* WHAT IS ASKED *
Pull every line containing "grid" out of the material below.

**** RECORDS FOR PROCESSING

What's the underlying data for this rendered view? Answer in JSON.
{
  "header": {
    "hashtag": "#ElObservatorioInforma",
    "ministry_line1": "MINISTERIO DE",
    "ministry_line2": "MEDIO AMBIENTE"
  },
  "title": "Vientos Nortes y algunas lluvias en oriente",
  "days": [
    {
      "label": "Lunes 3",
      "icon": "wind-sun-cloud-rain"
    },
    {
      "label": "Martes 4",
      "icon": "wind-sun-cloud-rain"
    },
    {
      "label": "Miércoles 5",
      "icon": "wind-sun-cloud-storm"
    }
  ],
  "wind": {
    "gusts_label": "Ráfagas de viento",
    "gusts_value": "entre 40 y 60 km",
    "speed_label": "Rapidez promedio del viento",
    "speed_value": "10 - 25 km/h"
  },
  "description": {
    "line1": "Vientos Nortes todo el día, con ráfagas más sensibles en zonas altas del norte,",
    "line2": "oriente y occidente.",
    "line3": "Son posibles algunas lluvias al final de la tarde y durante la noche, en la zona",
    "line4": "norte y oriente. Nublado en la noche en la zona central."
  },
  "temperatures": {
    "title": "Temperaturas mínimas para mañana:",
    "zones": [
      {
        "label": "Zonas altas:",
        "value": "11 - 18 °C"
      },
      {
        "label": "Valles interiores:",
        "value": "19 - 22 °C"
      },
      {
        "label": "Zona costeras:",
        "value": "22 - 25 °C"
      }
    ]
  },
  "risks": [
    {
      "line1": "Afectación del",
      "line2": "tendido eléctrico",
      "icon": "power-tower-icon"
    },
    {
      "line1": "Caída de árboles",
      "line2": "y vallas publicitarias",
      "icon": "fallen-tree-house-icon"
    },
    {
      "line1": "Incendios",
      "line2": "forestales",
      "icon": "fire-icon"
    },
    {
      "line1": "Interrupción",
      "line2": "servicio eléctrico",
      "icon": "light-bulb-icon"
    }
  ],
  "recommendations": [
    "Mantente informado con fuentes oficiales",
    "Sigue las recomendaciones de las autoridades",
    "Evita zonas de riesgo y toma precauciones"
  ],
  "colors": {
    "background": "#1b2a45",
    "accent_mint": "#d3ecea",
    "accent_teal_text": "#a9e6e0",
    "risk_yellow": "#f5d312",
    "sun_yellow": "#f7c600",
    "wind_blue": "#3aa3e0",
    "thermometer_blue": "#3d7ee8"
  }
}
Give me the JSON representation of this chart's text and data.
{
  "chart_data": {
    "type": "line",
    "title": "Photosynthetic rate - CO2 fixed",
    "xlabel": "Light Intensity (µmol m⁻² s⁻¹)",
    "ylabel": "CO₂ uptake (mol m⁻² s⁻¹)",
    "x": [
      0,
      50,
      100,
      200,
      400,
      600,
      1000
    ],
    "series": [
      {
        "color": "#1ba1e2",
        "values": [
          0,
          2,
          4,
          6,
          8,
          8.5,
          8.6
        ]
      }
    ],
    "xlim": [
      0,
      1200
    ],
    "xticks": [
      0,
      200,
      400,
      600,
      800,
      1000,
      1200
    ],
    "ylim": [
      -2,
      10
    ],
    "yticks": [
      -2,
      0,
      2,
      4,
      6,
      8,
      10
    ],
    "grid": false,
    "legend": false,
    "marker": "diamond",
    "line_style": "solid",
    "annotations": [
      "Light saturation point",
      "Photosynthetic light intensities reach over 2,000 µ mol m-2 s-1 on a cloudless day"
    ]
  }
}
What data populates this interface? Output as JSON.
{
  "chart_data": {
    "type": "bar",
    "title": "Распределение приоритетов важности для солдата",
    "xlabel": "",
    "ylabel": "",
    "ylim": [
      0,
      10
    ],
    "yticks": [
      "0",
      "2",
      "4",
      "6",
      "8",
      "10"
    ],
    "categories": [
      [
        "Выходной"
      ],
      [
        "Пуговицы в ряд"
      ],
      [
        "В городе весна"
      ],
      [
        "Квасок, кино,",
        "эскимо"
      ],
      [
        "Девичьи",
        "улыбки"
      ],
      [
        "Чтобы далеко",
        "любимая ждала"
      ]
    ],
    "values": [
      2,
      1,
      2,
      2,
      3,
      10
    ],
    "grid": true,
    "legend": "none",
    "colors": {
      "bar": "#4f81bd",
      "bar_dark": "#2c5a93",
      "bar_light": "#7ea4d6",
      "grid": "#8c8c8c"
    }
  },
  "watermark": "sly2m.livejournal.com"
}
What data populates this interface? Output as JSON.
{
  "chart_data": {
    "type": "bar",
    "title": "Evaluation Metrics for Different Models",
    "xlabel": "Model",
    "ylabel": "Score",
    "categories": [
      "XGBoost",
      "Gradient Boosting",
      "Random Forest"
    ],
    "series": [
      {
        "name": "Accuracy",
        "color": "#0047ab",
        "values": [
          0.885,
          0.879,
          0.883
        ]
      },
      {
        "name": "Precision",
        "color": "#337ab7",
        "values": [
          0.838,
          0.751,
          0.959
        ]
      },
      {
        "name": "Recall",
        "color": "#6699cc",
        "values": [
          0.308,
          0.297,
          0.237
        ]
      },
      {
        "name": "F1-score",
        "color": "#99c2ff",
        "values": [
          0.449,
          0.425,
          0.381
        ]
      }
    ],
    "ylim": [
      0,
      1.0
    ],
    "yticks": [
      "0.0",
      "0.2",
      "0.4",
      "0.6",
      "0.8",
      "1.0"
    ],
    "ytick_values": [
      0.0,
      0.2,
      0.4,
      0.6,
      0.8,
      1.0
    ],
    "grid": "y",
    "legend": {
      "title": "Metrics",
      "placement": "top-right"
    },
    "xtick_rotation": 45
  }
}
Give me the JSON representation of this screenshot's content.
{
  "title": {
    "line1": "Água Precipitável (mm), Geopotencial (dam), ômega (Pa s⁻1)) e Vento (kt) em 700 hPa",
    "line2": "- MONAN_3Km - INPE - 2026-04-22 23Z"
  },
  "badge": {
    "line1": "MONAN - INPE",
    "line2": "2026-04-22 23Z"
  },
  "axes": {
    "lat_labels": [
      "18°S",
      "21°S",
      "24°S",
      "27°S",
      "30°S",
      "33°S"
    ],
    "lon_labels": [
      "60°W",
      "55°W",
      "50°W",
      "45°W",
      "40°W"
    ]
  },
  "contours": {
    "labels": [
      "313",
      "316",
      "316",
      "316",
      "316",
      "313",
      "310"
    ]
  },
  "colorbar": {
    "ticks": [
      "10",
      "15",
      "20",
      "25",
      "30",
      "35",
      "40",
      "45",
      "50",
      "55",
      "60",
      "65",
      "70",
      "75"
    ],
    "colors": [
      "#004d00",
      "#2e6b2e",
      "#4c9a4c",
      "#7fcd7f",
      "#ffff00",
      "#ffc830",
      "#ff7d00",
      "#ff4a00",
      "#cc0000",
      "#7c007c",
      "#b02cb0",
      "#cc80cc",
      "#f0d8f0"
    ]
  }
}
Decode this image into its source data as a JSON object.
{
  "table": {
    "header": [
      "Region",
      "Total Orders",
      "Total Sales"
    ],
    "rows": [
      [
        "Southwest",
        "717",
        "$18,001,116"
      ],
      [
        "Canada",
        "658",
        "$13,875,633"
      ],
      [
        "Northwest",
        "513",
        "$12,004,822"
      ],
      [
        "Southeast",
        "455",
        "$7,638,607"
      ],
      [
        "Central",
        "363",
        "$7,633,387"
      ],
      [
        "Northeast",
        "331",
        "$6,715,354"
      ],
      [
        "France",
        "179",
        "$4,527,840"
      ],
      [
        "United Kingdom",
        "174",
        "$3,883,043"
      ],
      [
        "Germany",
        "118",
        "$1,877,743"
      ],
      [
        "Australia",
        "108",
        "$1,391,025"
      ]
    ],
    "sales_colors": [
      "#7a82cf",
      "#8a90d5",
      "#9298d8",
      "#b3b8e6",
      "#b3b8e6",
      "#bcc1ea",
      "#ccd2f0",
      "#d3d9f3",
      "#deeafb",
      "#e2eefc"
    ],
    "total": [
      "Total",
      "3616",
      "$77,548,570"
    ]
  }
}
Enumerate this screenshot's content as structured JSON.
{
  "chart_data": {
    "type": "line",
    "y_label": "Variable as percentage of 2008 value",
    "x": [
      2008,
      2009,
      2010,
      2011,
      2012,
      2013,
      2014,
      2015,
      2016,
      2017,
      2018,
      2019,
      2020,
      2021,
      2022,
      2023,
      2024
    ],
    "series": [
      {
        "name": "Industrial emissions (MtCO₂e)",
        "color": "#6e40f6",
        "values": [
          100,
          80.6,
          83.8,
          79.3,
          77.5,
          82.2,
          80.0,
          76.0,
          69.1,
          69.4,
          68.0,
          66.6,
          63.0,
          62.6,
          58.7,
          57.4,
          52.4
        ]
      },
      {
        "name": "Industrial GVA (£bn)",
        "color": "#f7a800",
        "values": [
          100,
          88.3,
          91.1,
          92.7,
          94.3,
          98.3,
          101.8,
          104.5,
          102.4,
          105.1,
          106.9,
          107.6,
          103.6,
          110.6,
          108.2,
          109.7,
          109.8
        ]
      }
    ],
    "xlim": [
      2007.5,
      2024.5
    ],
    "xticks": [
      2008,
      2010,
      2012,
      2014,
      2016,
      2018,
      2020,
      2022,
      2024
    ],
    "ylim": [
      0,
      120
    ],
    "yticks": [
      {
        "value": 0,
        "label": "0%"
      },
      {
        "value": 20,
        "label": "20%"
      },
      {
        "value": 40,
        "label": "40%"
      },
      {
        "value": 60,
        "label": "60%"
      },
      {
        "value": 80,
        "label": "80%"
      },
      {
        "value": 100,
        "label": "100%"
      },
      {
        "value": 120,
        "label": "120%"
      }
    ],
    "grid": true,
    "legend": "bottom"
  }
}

********

* COMPLETE ANSWER *
    "grid": false,
    "grid": true,
      "grid": "#8c8c8c"
    "grid": "y",
    "grid": true,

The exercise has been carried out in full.